GIVEN DATA:
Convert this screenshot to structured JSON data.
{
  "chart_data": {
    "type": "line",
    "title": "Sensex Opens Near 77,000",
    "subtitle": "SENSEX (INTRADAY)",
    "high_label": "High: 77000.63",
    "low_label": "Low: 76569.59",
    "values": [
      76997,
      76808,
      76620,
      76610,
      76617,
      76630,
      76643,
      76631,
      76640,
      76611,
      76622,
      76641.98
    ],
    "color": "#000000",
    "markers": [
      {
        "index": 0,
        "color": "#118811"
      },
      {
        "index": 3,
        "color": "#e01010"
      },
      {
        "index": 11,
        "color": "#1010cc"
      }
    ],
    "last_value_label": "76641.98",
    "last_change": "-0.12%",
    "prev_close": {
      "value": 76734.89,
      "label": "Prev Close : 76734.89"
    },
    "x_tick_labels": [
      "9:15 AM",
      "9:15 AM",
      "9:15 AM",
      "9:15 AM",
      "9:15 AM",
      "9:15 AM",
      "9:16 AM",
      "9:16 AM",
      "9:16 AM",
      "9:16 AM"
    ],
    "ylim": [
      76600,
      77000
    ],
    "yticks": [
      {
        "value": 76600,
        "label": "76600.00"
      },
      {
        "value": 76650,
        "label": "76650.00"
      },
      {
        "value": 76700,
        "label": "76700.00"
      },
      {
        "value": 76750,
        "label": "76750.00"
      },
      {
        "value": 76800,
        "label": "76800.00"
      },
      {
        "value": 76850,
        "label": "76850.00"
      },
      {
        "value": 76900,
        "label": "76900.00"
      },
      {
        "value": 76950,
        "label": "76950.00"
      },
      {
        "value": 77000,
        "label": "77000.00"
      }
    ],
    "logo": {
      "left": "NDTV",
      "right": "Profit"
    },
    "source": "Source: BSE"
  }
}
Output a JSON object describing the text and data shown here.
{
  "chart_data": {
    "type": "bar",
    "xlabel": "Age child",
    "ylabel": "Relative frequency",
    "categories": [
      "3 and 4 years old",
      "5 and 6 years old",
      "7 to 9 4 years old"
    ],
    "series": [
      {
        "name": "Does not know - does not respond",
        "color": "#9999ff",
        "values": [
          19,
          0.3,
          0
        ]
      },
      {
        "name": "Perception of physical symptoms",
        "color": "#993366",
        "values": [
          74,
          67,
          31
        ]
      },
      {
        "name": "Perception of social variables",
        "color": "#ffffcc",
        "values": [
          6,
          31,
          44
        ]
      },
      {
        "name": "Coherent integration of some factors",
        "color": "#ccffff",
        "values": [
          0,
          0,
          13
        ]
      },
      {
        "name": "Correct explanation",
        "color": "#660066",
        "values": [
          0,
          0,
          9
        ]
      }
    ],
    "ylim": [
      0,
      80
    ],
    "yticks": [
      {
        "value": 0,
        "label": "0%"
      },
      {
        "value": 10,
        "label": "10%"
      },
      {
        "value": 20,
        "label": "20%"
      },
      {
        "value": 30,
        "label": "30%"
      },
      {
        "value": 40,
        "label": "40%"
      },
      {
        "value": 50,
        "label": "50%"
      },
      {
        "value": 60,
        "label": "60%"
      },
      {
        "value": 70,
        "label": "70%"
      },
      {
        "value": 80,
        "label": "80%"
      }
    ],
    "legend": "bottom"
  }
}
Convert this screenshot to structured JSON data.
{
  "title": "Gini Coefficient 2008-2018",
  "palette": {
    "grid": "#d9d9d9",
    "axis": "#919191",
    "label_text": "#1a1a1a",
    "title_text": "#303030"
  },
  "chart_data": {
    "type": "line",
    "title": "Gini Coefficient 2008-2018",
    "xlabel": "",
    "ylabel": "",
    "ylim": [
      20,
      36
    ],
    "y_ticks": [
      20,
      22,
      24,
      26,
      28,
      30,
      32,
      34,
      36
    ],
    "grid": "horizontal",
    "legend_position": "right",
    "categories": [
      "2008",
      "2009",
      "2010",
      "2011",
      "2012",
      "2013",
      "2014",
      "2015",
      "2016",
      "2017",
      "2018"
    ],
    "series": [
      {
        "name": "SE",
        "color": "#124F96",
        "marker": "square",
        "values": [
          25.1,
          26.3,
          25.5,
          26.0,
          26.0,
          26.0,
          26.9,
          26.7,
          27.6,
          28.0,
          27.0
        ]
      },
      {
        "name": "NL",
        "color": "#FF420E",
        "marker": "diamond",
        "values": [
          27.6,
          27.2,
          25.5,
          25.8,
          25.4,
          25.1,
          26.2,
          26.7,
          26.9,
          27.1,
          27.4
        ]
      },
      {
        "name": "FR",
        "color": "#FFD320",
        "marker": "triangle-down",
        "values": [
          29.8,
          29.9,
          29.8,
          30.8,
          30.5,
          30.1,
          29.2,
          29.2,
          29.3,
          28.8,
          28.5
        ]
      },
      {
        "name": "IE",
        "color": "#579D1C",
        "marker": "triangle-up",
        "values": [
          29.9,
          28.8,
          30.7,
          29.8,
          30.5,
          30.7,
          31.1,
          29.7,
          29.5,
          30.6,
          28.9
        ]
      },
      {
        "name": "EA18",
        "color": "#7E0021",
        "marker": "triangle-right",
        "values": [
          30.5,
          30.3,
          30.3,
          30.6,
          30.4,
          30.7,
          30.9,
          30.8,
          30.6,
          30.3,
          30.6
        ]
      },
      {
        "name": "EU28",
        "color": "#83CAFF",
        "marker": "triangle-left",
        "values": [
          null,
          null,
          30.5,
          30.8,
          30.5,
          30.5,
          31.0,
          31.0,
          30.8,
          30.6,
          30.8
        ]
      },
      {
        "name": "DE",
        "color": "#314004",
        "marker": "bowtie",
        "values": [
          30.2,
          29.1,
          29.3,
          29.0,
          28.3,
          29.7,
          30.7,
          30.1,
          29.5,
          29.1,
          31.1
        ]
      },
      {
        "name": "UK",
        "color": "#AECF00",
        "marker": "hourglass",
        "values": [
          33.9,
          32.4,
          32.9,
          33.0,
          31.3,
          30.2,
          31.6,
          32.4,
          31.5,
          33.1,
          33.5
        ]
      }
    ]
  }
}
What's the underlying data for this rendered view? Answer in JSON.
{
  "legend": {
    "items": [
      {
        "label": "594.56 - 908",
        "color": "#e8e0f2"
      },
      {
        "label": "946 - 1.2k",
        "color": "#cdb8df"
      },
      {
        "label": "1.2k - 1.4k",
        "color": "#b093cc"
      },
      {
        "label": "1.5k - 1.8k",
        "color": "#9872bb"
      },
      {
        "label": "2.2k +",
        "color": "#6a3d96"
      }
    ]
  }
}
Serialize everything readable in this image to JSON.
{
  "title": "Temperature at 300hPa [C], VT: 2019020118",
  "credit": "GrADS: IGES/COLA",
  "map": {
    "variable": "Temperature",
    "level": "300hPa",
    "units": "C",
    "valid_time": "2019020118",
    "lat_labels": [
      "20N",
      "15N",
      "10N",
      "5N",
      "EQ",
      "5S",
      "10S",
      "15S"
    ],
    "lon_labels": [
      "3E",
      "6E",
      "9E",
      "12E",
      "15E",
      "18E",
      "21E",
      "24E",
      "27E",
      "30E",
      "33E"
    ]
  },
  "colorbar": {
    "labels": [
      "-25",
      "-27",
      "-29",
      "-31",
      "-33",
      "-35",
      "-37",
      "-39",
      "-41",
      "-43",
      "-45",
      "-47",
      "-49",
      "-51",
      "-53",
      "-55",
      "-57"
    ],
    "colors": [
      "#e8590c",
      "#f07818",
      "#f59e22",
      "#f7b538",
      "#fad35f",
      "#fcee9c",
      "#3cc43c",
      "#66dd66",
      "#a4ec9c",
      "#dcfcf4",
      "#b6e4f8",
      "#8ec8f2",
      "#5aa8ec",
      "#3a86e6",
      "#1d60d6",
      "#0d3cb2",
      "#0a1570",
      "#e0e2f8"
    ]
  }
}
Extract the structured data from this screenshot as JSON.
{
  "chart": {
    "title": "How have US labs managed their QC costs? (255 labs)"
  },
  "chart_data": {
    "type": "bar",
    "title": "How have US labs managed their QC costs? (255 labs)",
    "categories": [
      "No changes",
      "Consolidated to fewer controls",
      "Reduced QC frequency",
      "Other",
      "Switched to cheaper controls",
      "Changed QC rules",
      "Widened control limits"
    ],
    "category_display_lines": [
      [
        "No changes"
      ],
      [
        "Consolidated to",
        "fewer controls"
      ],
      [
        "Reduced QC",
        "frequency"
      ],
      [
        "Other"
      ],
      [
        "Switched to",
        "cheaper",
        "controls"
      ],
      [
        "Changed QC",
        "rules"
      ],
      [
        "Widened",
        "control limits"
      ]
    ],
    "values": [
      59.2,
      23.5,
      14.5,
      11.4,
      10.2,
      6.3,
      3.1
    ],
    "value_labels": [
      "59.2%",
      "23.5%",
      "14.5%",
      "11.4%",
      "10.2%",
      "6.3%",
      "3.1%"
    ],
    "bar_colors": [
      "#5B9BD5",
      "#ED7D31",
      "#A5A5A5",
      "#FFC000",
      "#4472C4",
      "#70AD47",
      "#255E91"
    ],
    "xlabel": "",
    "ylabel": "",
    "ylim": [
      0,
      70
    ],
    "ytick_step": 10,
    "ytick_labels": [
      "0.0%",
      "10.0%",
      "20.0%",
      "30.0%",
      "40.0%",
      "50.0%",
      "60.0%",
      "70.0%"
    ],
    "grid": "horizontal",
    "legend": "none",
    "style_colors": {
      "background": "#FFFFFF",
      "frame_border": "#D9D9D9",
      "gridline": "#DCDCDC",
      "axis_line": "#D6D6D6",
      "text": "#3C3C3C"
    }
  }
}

GIVEN EXERCISE:
Only lines with the word "right" should be collected from the material.

THE RESULT:
      "right": "Profit"
    "legend_position": "right",
        "marker": "triangle-right",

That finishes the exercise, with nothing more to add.